● Exercise goal: List each line of the data that holds the string "Balance".

(Stored records)
[Start]

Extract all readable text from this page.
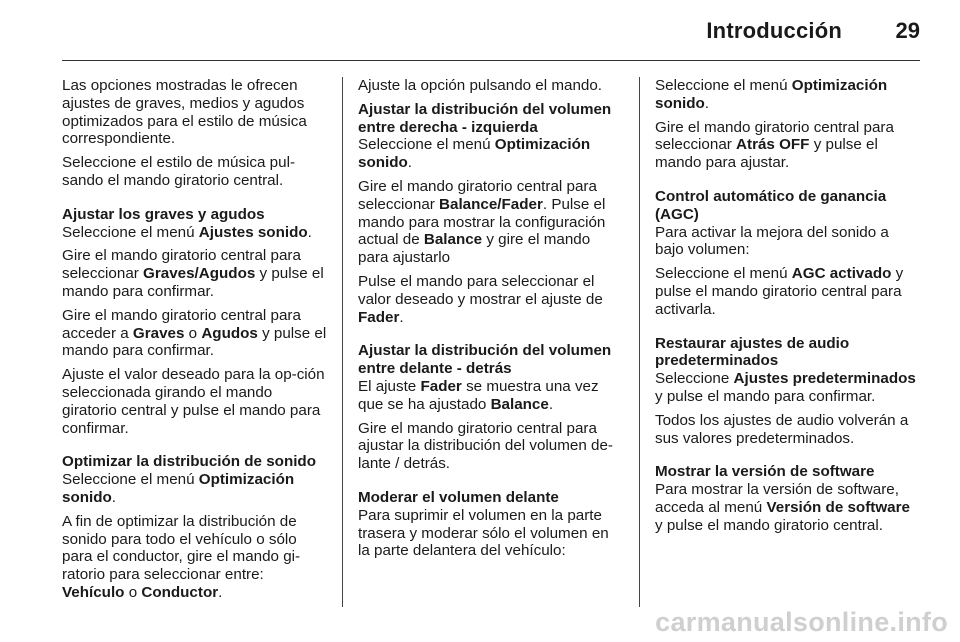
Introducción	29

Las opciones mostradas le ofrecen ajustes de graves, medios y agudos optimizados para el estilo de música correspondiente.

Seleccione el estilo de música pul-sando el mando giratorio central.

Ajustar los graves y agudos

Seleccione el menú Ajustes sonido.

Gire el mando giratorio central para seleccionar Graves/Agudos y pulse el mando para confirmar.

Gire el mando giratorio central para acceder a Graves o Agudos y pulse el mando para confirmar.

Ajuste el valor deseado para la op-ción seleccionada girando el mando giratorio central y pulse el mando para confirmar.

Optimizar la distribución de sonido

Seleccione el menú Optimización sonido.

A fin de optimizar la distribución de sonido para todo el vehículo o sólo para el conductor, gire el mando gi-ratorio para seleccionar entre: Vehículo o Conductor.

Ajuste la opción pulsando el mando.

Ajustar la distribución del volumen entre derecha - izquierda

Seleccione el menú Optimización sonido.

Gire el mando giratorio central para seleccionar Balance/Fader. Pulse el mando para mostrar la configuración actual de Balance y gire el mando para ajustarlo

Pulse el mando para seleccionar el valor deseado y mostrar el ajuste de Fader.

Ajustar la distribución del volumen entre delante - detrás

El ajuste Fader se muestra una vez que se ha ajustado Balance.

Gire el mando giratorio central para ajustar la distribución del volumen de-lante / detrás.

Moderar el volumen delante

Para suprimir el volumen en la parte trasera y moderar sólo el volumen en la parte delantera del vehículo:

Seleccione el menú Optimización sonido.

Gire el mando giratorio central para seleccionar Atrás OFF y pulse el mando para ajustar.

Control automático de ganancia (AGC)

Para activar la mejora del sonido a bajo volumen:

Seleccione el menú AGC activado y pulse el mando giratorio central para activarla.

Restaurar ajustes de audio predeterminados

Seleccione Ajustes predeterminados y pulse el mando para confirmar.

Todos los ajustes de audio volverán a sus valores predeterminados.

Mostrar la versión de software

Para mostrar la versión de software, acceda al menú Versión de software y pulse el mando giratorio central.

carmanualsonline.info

[End]
[Start]

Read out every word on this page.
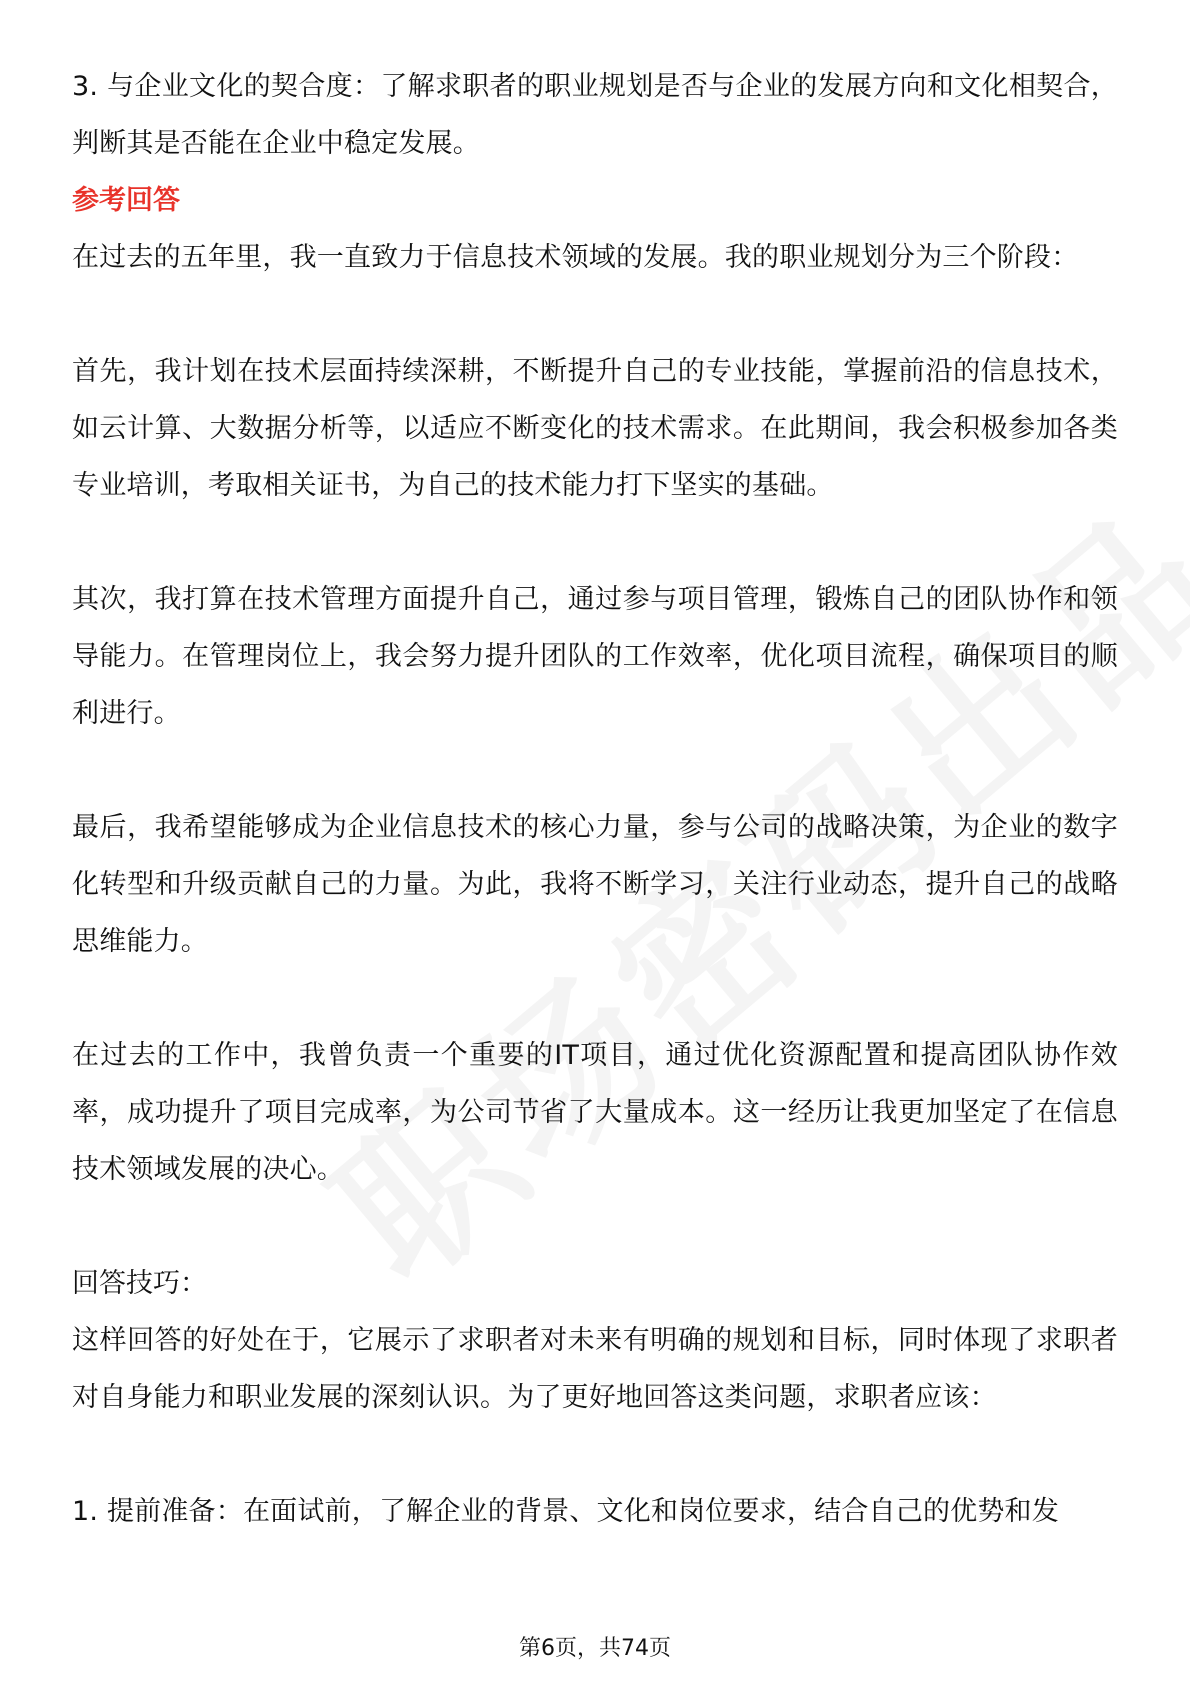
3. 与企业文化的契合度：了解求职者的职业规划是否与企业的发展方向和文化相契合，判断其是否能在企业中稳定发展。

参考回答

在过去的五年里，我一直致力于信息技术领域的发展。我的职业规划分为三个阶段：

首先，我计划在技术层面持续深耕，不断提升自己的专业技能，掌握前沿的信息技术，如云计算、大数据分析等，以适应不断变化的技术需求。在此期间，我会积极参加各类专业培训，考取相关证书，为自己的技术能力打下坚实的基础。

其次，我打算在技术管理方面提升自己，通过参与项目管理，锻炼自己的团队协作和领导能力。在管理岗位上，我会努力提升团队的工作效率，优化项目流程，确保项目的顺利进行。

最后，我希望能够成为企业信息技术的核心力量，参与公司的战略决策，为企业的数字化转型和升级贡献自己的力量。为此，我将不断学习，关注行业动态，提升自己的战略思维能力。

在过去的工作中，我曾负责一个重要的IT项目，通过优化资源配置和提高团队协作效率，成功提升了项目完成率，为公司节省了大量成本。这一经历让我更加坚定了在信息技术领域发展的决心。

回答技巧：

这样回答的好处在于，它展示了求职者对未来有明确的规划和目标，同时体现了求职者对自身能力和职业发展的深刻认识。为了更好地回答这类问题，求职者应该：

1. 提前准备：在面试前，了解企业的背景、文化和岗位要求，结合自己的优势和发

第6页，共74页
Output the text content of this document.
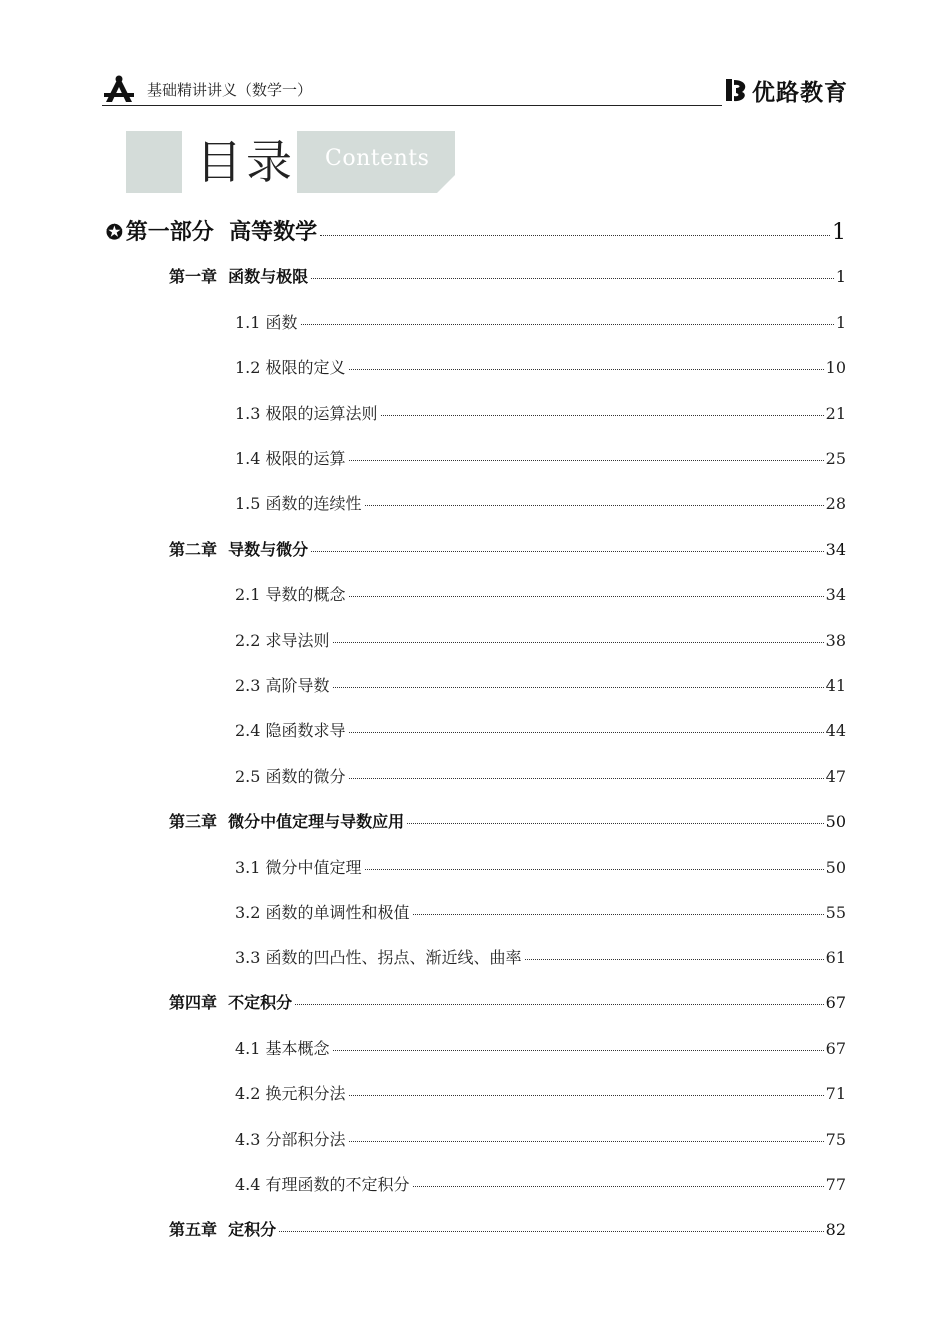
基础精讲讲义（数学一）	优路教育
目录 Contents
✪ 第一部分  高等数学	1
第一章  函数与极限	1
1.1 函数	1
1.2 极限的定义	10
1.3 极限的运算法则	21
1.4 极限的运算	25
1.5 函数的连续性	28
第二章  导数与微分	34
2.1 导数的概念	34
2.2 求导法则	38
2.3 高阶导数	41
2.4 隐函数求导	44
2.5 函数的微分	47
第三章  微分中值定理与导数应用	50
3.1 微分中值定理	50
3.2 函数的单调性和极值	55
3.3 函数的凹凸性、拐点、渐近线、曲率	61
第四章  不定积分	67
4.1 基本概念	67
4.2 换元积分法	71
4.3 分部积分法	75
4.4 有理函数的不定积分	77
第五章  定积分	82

[End]
[Start]

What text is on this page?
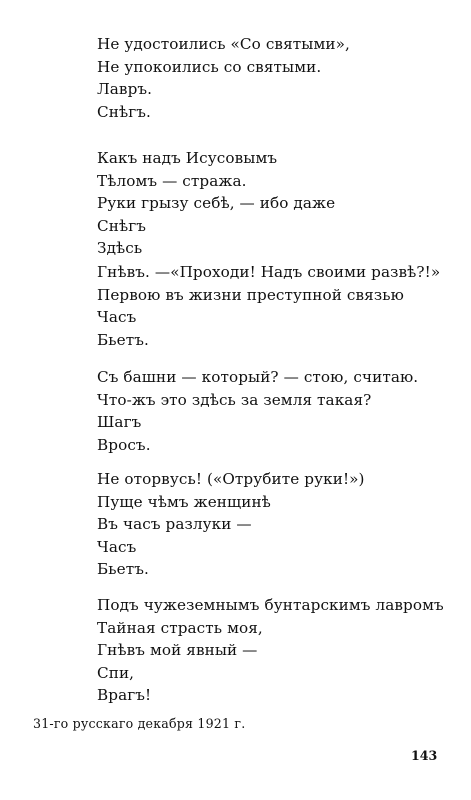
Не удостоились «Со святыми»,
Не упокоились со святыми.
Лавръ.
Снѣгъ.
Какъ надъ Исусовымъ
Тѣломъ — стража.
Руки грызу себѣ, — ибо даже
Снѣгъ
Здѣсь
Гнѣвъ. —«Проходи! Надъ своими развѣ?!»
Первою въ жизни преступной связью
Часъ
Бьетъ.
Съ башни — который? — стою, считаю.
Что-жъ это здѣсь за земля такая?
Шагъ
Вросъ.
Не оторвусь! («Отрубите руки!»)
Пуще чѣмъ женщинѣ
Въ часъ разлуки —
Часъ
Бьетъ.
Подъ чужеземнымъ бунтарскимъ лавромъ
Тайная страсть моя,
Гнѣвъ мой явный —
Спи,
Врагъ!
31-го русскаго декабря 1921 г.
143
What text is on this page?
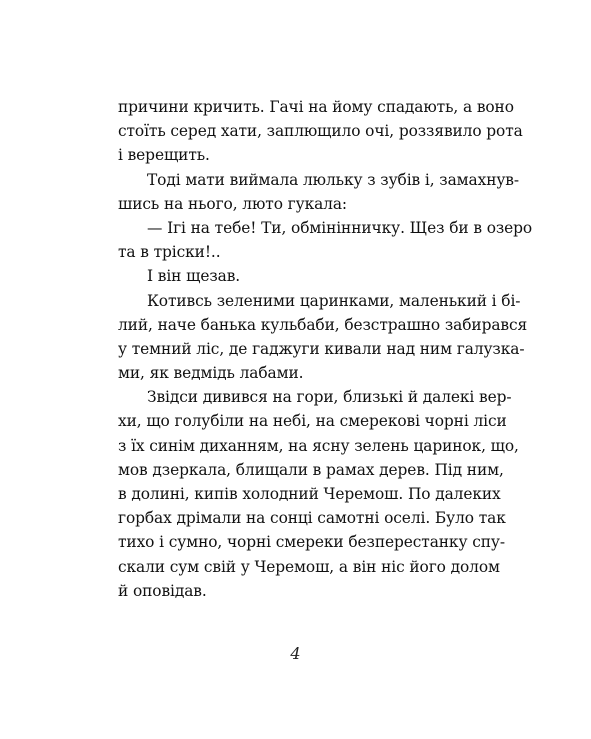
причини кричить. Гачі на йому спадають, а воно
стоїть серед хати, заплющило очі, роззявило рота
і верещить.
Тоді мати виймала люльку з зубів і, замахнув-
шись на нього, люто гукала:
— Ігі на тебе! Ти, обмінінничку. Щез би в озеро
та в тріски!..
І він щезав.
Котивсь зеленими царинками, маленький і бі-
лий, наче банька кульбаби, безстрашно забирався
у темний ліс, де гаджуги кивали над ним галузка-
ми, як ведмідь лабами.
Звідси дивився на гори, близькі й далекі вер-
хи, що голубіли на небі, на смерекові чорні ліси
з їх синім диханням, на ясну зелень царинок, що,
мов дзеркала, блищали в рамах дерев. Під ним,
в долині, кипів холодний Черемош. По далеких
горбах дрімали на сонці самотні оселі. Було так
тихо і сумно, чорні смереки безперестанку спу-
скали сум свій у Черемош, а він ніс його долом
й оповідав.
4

[End]

● Written reply:
Gire el mando giratorio central para seleccionar Balance/Fader. Pulse el mando para mostrar la configuración actual de Balance y gire el mando para ajustarlo
El ajuste Fader se muestra una vez que se ha ajustado Balance.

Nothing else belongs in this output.